* Excerpted data *

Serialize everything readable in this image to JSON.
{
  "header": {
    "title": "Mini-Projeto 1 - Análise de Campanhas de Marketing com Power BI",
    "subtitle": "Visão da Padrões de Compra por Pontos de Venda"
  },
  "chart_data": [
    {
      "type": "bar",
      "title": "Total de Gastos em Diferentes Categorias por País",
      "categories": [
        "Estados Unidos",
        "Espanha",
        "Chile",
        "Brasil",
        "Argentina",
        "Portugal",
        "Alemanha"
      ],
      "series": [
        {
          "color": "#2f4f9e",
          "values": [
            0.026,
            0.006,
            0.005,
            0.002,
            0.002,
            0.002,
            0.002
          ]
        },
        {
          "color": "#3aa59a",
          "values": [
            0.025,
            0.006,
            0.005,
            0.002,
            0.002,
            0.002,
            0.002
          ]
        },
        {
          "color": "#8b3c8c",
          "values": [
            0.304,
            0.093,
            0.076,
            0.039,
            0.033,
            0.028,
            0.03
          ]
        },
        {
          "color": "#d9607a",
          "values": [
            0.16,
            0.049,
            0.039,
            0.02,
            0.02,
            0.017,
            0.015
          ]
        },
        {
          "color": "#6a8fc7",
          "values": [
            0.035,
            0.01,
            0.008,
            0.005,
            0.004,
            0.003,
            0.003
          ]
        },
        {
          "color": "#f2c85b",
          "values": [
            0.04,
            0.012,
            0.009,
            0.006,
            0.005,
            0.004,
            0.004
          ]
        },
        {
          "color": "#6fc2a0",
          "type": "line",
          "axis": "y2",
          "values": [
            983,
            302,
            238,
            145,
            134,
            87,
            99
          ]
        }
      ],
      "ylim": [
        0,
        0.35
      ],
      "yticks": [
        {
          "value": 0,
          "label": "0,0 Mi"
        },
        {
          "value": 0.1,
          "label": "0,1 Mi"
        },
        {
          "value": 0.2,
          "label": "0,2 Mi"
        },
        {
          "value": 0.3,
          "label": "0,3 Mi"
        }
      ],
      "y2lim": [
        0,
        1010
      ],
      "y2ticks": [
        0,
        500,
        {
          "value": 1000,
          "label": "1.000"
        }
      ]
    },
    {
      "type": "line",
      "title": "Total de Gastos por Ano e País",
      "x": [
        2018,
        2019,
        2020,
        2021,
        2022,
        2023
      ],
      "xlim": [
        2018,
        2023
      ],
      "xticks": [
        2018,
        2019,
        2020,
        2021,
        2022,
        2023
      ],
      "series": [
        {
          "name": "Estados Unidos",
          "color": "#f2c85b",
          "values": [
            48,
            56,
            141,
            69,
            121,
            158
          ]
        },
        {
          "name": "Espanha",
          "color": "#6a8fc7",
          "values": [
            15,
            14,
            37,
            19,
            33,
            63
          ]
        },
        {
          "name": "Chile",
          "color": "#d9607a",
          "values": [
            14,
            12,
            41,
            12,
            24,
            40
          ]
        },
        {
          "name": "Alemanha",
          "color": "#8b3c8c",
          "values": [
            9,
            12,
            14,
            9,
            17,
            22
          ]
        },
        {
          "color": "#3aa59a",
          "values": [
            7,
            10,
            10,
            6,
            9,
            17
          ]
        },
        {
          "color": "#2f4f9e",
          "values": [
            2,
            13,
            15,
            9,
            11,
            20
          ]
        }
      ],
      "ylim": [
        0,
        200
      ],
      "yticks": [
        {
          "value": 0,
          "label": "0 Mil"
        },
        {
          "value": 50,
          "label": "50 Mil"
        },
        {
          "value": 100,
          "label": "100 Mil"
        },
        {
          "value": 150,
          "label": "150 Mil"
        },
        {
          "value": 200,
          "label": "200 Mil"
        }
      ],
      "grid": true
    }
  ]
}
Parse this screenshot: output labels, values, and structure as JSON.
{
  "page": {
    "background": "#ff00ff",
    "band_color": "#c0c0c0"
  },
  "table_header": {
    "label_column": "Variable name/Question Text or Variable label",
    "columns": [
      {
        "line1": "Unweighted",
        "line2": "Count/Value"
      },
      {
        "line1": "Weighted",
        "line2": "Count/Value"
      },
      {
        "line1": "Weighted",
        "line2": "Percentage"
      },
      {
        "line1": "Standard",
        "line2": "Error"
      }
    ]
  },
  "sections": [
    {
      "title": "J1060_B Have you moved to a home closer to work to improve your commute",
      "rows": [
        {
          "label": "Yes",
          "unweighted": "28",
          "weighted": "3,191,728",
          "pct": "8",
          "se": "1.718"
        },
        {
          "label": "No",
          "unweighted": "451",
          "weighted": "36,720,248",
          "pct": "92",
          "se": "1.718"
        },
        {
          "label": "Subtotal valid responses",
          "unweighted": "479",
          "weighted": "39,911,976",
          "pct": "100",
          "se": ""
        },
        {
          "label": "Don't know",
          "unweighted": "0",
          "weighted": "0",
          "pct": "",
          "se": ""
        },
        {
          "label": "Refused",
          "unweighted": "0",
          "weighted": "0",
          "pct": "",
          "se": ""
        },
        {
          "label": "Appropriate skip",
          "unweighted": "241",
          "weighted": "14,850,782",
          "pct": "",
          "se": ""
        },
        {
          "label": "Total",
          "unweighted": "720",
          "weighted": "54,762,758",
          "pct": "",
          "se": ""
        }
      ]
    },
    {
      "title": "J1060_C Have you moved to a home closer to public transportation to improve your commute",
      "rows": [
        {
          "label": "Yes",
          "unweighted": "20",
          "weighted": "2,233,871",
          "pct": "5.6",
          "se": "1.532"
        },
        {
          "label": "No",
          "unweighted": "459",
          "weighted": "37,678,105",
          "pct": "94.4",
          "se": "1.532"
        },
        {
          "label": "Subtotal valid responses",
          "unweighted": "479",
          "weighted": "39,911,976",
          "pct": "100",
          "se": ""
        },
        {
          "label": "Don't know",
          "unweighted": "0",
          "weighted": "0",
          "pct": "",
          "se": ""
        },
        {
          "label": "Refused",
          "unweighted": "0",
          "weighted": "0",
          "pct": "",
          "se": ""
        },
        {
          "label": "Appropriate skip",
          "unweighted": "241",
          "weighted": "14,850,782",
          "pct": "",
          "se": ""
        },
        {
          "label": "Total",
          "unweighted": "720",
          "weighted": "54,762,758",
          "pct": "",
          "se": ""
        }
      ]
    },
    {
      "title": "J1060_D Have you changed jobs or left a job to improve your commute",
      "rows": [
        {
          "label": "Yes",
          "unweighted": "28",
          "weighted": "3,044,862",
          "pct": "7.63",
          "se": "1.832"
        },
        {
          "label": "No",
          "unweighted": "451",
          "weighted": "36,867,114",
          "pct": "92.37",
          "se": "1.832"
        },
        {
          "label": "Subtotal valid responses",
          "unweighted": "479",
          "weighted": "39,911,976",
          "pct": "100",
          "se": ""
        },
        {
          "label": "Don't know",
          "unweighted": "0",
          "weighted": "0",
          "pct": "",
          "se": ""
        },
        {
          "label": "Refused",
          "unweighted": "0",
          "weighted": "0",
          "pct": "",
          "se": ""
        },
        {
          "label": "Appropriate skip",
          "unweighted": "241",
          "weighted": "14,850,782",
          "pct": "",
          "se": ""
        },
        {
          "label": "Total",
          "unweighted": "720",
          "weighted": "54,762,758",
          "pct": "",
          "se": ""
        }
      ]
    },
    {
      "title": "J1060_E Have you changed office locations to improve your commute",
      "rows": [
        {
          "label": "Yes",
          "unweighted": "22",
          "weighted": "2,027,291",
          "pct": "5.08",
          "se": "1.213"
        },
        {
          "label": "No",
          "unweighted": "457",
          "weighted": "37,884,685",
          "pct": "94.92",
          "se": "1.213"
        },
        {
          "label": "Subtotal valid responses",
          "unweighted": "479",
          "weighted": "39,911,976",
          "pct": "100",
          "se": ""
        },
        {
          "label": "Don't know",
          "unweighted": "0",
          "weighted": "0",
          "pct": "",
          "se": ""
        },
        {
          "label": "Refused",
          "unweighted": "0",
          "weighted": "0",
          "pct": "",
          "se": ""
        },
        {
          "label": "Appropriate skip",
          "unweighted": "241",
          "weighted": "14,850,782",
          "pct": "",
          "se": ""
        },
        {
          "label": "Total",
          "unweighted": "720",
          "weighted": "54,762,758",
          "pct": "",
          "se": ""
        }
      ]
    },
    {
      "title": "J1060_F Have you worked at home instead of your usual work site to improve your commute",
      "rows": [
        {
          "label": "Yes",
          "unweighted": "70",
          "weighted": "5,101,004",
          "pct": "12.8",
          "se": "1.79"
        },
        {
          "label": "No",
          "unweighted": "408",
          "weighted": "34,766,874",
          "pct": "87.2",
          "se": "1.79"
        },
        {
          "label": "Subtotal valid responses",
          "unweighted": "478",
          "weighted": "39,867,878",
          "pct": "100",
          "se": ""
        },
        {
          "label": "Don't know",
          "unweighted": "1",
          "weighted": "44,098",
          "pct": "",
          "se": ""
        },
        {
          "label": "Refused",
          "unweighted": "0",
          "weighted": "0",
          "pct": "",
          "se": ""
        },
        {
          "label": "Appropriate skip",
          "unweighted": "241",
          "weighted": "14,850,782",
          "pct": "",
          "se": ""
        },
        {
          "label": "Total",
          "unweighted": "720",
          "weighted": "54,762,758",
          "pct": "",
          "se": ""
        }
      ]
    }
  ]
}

* Given request *
Extract each line from the entries above that contains the string "this".

* Complete output *
Serialize everything readable in this image to JSON.
Parse this screenshot: output labels, values, and structure as JSON.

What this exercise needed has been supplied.